● Given exercise
Check every line below for the word "объекта" and give only the number of lines where it appears.

-=-=-

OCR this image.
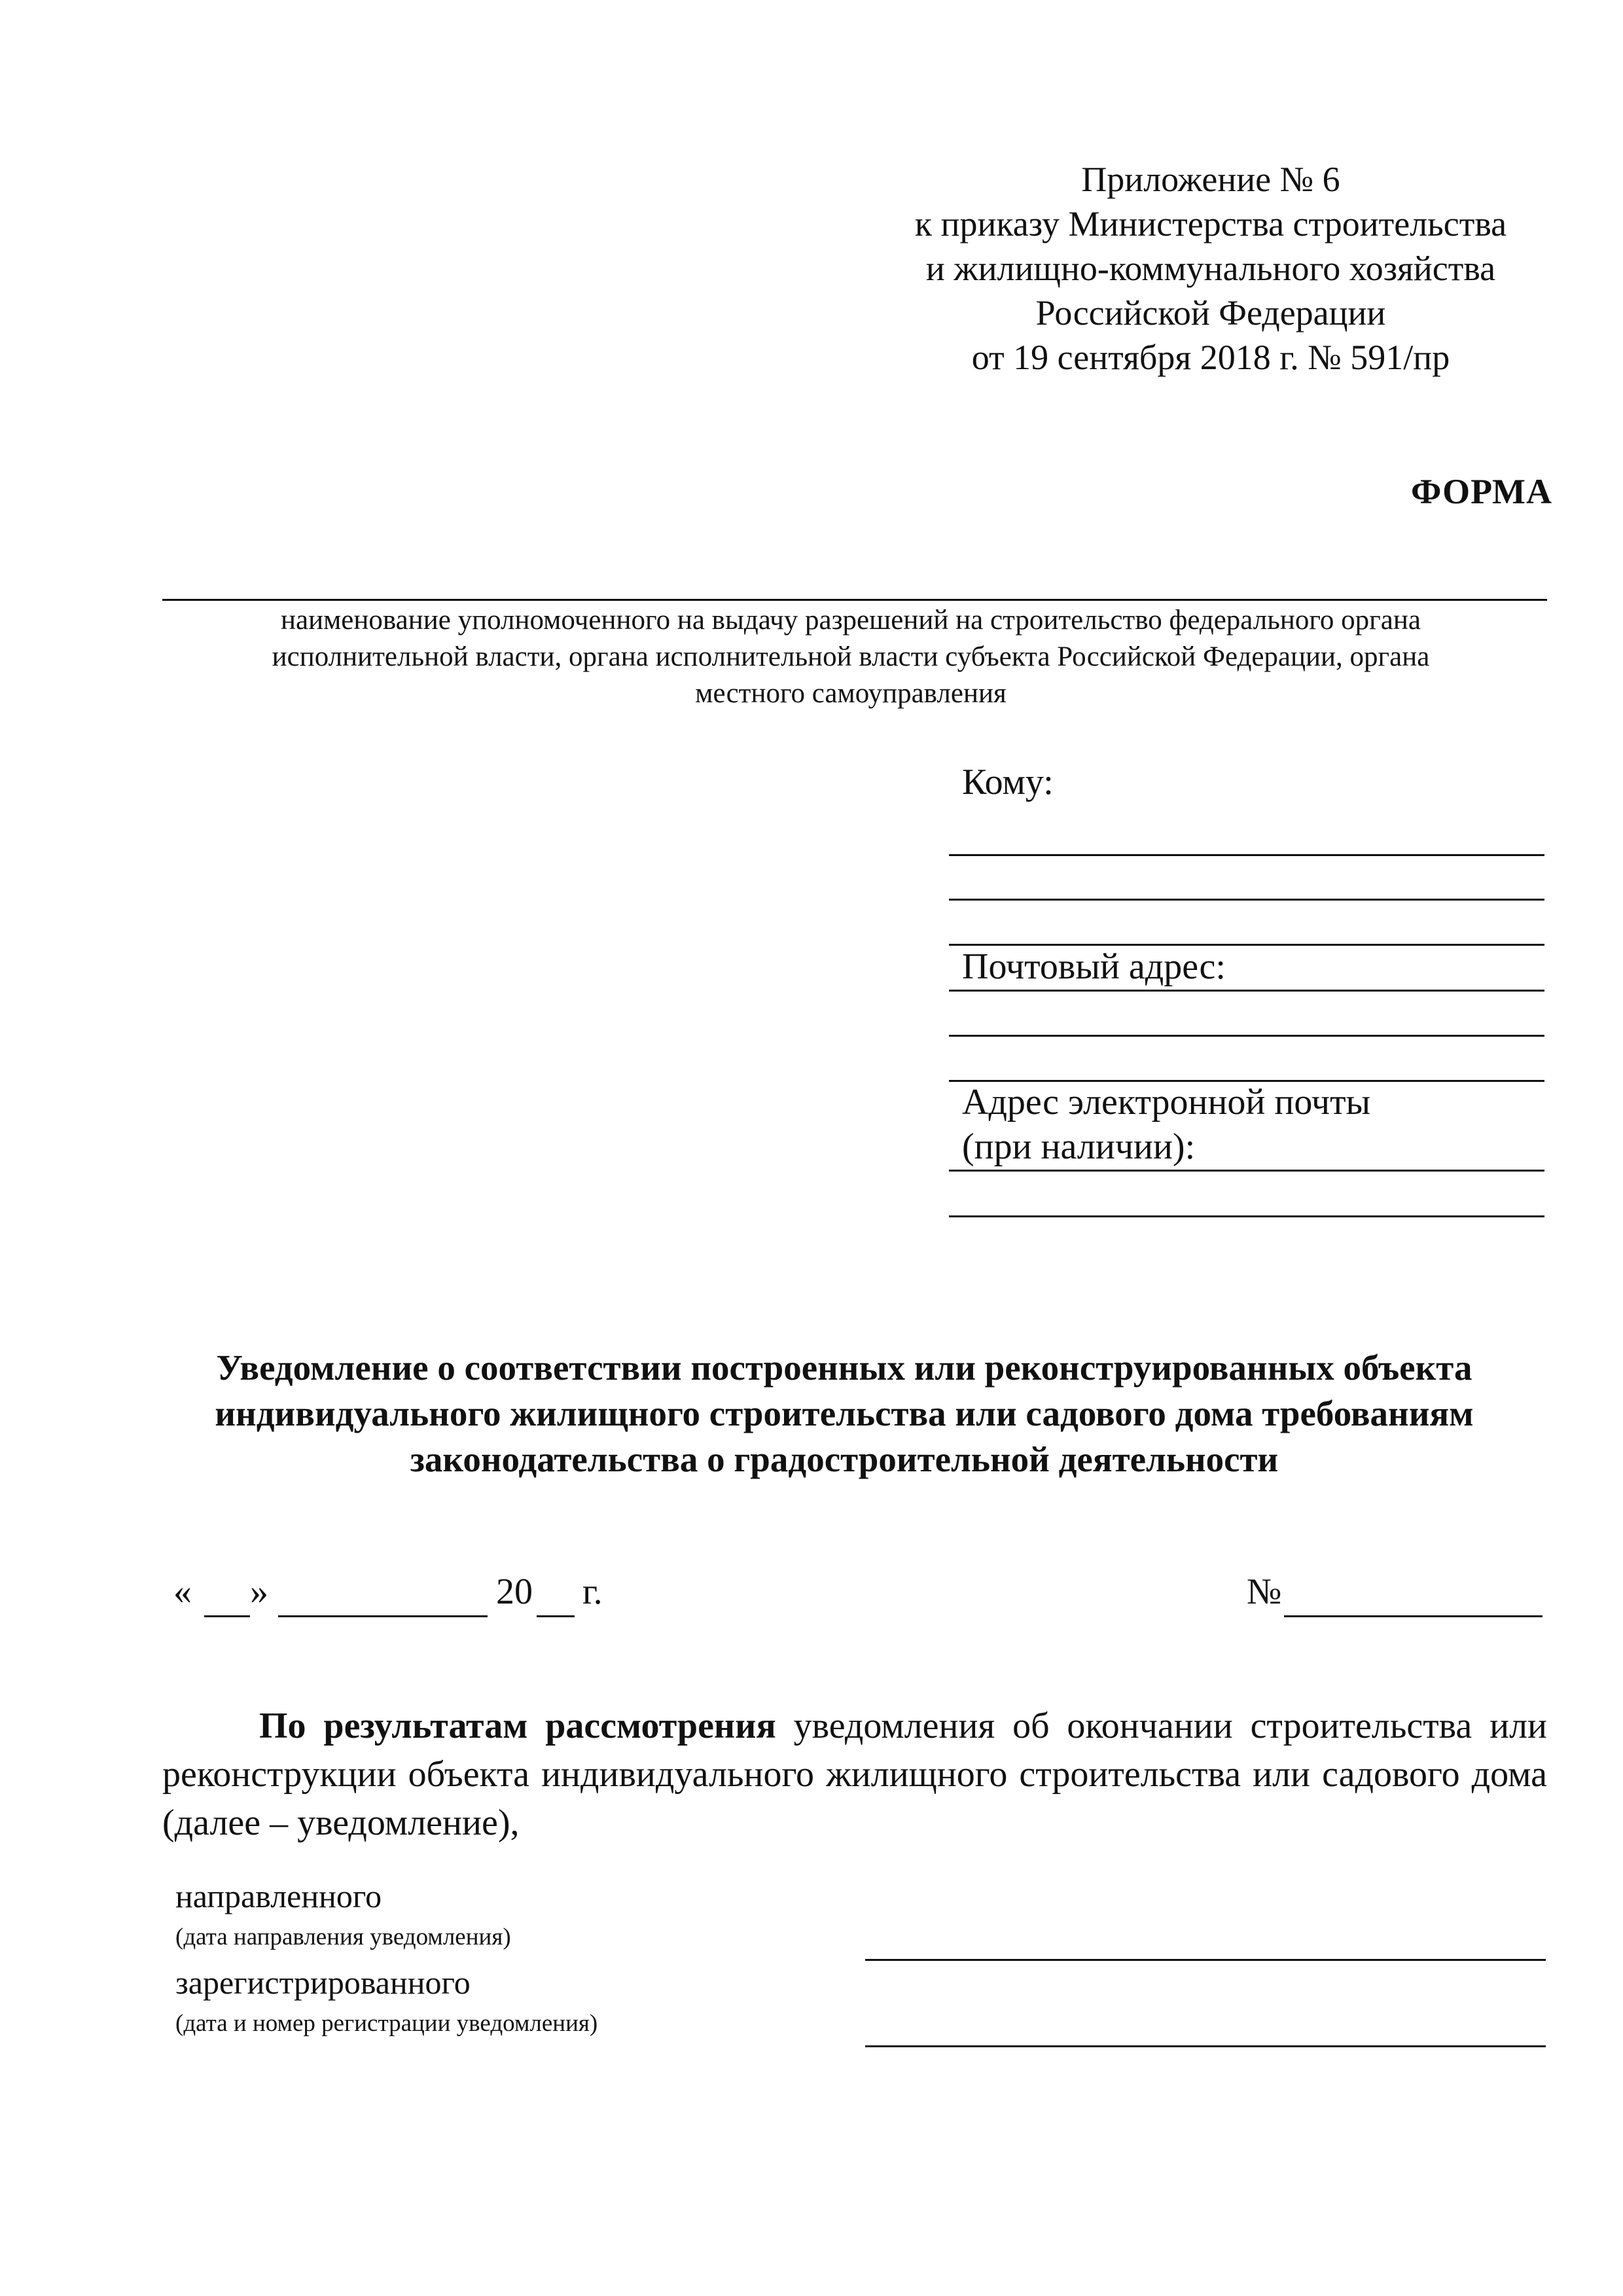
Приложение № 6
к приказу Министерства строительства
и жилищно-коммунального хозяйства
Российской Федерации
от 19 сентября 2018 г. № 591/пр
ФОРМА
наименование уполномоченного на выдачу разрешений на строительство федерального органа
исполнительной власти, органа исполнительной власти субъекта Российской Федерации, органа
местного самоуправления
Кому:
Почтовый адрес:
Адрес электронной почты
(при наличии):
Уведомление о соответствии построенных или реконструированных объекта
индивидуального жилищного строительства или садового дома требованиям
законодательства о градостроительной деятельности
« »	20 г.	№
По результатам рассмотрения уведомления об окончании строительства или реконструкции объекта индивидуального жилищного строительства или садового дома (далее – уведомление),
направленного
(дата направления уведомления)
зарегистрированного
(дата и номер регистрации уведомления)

-=-=-

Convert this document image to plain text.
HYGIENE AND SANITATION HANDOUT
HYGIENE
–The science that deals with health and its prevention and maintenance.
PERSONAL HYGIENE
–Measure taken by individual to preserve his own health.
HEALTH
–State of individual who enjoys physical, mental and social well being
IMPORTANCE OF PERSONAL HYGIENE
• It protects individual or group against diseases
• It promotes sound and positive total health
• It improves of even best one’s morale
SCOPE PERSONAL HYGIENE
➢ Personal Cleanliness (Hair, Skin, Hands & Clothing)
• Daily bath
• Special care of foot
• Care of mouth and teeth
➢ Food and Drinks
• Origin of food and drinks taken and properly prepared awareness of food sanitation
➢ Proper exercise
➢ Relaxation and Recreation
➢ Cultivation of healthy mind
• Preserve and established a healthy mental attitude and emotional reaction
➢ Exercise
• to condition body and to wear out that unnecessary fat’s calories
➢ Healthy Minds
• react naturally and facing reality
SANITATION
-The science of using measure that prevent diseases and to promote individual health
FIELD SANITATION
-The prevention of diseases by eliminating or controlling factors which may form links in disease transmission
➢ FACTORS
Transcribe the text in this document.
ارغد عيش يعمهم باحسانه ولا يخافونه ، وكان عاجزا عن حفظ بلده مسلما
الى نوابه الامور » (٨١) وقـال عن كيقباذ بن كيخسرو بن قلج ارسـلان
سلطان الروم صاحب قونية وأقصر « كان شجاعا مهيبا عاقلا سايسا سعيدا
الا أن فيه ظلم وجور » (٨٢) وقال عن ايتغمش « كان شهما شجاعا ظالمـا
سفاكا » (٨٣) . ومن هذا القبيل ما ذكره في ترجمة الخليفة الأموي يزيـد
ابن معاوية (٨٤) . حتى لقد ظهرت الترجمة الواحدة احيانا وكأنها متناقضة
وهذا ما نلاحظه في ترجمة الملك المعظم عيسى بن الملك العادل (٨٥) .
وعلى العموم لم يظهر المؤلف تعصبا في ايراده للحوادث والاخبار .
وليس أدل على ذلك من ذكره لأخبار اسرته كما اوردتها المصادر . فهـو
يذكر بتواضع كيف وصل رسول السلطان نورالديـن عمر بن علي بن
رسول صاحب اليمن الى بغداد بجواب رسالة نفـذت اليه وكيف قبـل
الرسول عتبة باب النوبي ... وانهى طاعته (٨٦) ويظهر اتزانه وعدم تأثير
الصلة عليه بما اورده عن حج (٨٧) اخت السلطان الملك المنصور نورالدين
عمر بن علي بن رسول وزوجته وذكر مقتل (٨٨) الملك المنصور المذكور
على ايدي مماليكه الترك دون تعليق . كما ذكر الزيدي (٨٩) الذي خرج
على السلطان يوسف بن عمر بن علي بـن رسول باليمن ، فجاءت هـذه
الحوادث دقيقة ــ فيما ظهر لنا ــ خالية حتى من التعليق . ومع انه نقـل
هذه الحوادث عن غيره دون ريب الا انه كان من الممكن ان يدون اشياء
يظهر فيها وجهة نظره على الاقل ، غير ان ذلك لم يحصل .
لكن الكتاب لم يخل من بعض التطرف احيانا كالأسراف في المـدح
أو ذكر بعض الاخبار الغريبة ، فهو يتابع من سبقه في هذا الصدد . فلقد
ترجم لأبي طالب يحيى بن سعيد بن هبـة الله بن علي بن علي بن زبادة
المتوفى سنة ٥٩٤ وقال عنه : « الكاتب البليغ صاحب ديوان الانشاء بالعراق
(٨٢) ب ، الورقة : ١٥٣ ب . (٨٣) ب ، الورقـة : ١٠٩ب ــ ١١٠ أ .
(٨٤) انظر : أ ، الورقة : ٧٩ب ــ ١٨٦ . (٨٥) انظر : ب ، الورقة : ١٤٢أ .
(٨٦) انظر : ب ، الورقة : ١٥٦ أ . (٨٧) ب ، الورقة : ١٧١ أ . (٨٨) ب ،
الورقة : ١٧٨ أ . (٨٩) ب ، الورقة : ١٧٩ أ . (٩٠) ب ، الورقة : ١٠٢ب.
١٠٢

-=-=-

● Output
2